■ Directive ■
Rewrite the material below, putting "nail" wherever "fingernail" appears and keeping everything else the same.

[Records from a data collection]
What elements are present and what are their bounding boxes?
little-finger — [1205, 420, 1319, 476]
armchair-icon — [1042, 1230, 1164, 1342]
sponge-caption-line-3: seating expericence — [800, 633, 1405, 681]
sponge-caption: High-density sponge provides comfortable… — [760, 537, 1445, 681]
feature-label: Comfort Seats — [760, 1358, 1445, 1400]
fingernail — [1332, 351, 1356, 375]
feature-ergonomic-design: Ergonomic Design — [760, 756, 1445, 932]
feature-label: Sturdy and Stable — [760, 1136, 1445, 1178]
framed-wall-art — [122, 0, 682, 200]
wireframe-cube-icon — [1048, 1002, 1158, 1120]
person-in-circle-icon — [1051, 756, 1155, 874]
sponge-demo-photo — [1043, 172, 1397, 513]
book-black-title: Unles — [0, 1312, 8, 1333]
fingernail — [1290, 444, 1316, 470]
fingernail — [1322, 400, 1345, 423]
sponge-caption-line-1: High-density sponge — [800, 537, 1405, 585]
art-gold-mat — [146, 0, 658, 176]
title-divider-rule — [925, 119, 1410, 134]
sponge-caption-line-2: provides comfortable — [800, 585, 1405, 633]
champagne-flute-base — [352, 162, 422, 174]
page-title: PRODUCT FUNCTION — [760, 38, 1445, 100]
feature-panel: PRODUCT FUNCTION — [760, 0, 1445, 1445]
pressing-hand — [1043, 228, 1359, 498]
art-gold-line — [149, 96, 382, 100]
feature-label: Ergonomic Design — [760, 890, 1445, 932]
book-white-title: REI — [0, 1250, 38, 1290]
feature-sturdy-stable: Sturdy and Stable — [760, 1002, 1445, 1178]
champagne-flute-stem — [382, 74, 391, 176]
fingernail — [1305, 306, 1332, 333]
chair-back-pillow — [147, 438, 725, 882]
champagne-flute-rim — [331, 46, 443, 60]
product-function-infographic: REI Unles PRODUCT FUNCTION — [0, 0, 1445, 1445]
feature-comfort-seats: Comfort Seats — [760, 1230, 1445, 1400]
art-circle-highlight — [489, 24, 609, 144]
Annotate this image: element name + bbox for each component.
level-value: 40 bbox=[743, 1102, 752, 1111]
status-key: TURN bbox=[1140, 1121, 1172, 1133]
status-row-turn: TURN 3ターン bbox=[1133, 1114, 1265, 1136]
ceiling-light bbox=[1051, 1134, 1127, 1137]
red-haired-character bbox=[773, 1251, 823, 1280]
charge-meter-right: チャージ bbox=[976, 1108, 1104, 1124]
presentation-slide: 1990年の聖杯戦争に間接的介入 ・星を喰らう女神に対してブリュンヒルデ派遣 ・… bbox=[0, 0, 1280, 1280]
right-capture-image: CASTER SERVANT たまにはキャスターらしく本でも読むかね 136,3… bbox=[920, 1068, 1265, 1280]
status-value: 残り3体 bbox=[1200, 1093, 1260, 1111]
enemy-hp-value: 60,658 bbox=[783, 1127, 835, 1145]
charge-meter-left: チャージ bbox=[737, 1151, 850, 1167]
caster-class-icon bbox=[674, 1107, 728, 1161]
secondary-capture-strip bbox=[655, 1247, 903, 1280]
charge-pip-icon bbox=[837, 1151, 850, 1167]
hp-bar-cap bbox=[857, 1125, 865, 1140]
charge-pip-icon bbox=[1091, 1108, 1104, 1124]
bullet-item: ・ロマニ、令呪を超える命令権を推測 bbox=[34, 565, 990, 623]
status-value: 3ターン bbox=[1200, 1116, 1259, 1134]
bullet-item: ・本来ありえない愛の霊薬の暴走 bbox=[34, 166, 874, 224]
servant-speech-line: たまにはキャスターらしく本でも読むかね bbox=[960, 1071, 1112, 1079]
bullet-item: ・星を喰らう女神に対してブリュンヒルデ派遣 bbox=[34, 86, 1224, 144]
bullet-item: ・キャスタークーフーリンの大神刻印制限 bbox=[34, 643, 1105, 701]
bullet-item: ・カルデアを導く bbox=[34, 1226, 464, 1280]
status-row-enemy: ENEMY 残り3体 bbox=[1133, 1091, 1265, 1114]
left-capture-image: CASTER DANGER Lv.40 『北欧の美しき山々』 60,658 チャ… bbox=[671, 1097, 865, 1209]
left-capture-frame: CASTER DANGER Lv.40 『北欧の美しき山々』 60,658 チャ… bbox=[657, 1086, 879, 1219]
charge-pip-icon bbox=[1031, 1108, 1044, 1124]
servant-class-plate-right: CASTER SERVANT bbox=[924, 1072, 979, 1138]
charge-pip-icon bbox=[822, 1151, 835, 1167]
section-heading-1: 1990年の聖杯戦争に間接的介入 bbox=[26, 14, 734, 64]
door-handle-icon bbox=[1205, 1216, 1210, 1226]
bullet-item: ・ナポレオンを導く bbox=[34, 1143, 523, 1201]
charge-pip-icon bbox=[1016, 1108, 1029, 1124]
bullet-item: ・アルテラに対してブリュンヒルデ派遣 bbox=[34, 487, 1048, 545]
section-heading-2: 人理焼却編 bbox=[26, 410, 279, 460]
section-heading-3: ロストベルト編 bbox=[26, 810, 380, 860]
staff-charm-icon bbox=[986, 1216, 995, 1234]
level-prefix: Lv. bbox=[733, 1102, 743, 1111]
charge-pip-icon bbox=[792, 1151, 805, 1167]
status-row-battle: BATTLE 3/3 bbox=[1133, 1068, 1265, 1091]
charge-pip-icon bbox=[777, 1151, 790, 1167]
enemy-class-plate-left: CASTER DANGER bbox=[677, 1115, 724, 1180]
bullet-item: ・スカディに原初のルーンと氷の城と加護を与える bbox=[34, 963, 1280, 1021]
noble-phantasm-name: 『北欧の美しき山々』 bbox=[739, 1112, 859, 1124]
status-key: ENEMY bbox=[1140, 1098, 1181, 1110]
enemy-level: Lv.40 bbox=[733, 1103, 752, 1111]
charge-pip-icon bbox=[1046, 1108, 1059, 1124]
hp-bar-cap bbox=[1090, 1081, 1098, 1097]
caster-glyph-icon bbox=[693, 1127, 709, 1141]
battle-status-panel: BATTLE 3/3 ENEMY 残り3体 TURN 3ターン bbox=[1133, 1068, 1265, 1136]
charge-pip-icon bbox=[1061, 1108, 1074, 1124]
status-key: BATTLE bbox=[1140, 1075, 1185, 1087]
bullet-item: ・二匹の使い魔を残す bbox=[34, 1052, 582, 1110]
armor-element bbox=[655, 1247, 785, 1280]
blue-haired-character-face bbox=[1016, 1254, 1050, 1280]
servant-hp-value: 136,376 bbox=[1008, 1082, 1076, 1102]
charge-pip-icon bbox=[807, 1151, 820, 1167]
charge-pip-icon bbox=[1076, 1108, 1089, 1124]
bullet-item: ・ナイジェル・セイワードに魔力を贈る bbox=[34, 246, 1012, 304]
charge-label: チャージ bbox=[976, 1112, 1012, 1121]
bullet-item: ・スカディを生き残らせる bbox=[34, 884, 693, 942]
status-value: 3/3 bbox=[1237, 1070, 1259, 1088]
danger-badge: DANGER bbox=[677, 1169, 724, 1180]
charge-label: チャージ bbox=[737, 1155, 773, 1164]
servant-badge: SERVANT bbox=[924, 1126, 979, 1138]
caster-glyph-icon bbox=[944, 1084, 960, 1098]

■ Solved exercise ■
What elements are present and what are their bounding boxes?
little-finger — [1205, 420, 1319, 476]
armchair-icon — [1042, 1230, 1164, 1342]
sponge-caption-line-3: seating expericence — [800, 633, 1405, 681]
sponge-caption: High-density sponge provides comfortable… — [760, 537, 1445, 681]
feature-label: Comfort Seats — [760, 1358, 1445, 1400]
nail — [1332, 351, 1356, 375]
feature-ergonomic-design: Ergonomic Design — [760, 756, 1445, 932]
feature-label: Sturdy and Stable — [760, 1136, 1445, 1178]
framed-wall-art — [122, 0, 682, 200]
wireframe-cube-icon — [1048, 1002, 1158, 1120]
person-in-circle-icon — [1051, 756, 1155, 874]
sponge-demo-photo — [1043, 172, 1397, 513]
book-black-title: Unles — [0, 1312, 8, 1333]
nail — [1290, 444, 1316, 470]
nail — [1322, 400, 1345, 423]
sponge-caption-line-1: High-density sponge — [800, 537, 1405, 585]
art-gold-mat — [146, 0, 658, 176]
title-divider-rule — [925, 119, 1410, 134]
sponge-caption-line-2: provides comfortable — [800, 585, 1405, 633]
champagne-flute-base — [352, 162, 422, 174]
page-title: PRODUCT FUNCTION — [760, 38, 1445, 100]
feature-panel: PRODUCT FUNCTION — [760, 0, 1445, 1445]
pressing-hand — [1043, 228, 1359, 498]
art-gold-line — [149, 96, 382, 100]
feature-label: Ergonomic Design — [760, 890, 1445, 932]
book-white-title: REI — [0, 1250, 38, 1290]
feature-sturdy-stable: Sturdy and Stable — [760, 1002, 1445, 1178]
champagne-flute-stem — [382, 74, 391, 176]
nail — [1305, 306, 1332, 333]
chair-back-pillow — [147, 438, 725, 882]
champagne-flute-rim — [331, 46, 443, 60]
product-function-infographic: REI Unles PRODUCT FUNCTION — [0, 0, 1445, 1445]
feature-comfort-seats: Comfort Seats — [760, 1230, 1445, 1400]
art-circle-highlight — [489, 24, 609, 144]
Annotate this image: element name + bbox for each component.
level-value: 40 bbox=[743, 1102, 752, 1111]
status-key: TURN bbox=[1140, 1121, 1172, 1133]
status-row-turn: TURN 3ターン bbox=[1133, 1114, 1265, 1136]
ceiling-light bbox=[1051, 1134, 1127, 1137]
red-haired-character bbox=[773, 1251, 823, 1280]
charge-meter-right: チャージ bbox=[976, 1108, 1104, 1124]
presentation-slide: 1990年の聖杯戦争に間接的介入 ・星を喰らう女神に対してブリュンヒルデ派遣 ・… bbox=[0, 0, 1280, 1280]
right-capture-image: CASTER SERVANT たまにはキャスターらしく本でも読むかね 136,3… bbox=[920, 1068, 1265, 1280]
status-value: 残り3体 bbox=[1200, 1093, 1260, 1111]
enemy-hp-value: 60,658 bbox=[783, 1127, 835, 1145]
charge-meter-left: チャージ bbox=[737, 1151, 850, 1167]
caster-class-icon bbox=[674, 1107, 728, 1161]
secondary-capture-strip bbox=[655, 1247, 903, 1280]
charge-pip-icon bbox=[837, 1151, 850, 1167]
hp-bar-cap bbox=[857, 1125, 865, 1140]
charge-pip-icon bbox=[1091, 1108, 1104, 1124]
bullet-item: ・ロマニ、令呪を超える命令権を推測 bbox=[34, 565, 990, 623]
status-value: 3ターン bbox=[1200, 1116, 1259, 1134]
bullet-item: ・本来ありえない愛の霊薬の暴走 bbox=[34, 166, 874, 224]
servant-speech-line: たまにはキャスターらしく本でも読むかね bbox=[960, 1071, 1112, 1079]
bullet-item: ・星を喰らう女神に対してブリュンヒルデ派遣 bbox=[34, 86, 1224, 144]
bullet-item: ・キャスタークーフーリンの大神刻印制限 bbox=[34, 643, 1105, 701]
bullet-item: ・カルデアを導く bbox=[34, 1226, 464, 1280]
status-row-enemy: ENEMY 残り3体 bbox=[1133, 1091, 1265, 1114]
left-capture-image: CASTER DANGER Lv.40 『北欧の美しき山々』 60,658 チャ… bbox=[671, 1097, 865, 1209]
left-capture-frame: CASTER DANGER Lv.40 『北欧の美しき山々』 60,658 チャ… bbox=[657, 1086, 879, 1219]
charge-pip-icon bbox=[1031, 1108, 1044, 1124]
servant-class-plate-right: CASTER SERVANT bbox=[924, 1072, 979, 1138]
charge-pip-icon bbox=[822, 1151, 835, 1167]
section-heading-1: 1990年の聖杯戦争に間接的介入 bbox=[26, 14, 734, 64]
door-handle-icon bbox=[1205, 1216, 1210, 1226]
bullet-item: ・ナポレオンを導く bbox=[34, 1143, 523, 1201]
charge-pip-icon bbox=[1016, 1108, 1029, 1124]
bullet-item: ・アルテラに対してブリュンヒルデ派遣 bbox=[34, 487, 1048, 545]
section-heading-2: 人理焼却編 bbox=[26, 410, 279, 460]
section-heading-3: ロストベルト編 bbox=[26, 810, 380, 860]
staff-charm-icon bbox=[986, 1216, 995, 1234]
level-prefix: Lv. bbox=[733, 1102, 743, 1111]
charge-pip-icon bbox=[792, 1151, 805, 1167]
status-row-battle: BATTLE 3/3 bbox=[1133, 1068, 1265, 1091]
charge-pip-icon bbox=[777, 1151, 790, 1167]
enemy-class-plate-left: CASTER DANGER bbox=[677, 1115, 724, 1180]
bullet-item: ・スカディに原初のルーンと氷の城と加護を与える bbox=[34, 963, 1280, 1021]
noble-phantasm-name: 『北欧の美しき山々』 bbox=[739, 1112, 859, 1124]
status-key: ENEMY bbox=[1140, 1098, 1181, 1110]
enemy-level: Lv.40 bbox=[733, 1103, 752, 1111]
charge-pip-icon bbox=[1046, 1108, 1059, 1124]
hp-bar-cap bbox=[1090, 1081, 1098, 1097]
caster-glyph-icon bbox=[693, 1127, 709, 1141]
battle-status-panel: BATTLE 3/3 ENEMY 残り3体 TURN 3ターン bbox=[1133, 1068, 1265, 1136]
charge-pip-icon bbox=[1061, 1108, 1074, 1124]
status-key: BATTLE bbox=[1140, 1075, 1185, 1087]
bullet-item: ・二匹の使い魔を残す bbox=[34, 1052, 582, 1110]
armor-element bbox=[655, 1247, 785, 1280]
blue-haired-character-face bbox=[1016, 1254, 1050, 1280]
servant-hp-value: 136,376 bbox=[1008, 1082, 1076, 1102]
charge-pip-icon bbox=[807, 1151, 820, 1167]
charge-pip-icon bbox=[1076, 1108, 1089, 1124]
bullet-item: ・ナイジェル・セイワードに魔力を贈る bbox=[34, 246, 1012, 304]
charge-label: チャージ bbox=[976, 1112, 1012, 1121]
bullet-item: ・スカディを生き残らせる bbox=[34, 884, 693, 942]
status-value: 3/3 bbox=[1237, 1070, 1259, 1088]
danger-badge: DANGER bbox=[677, 1169, 724, 1180]
charge-label: チャージ bbox=[737, 1155, 773, 1164]
servant-badge: SERVANT bbox=[924, 1126, 979, 1138]
caster-glyph-icon bbox=[944, 1084, 960, 1098]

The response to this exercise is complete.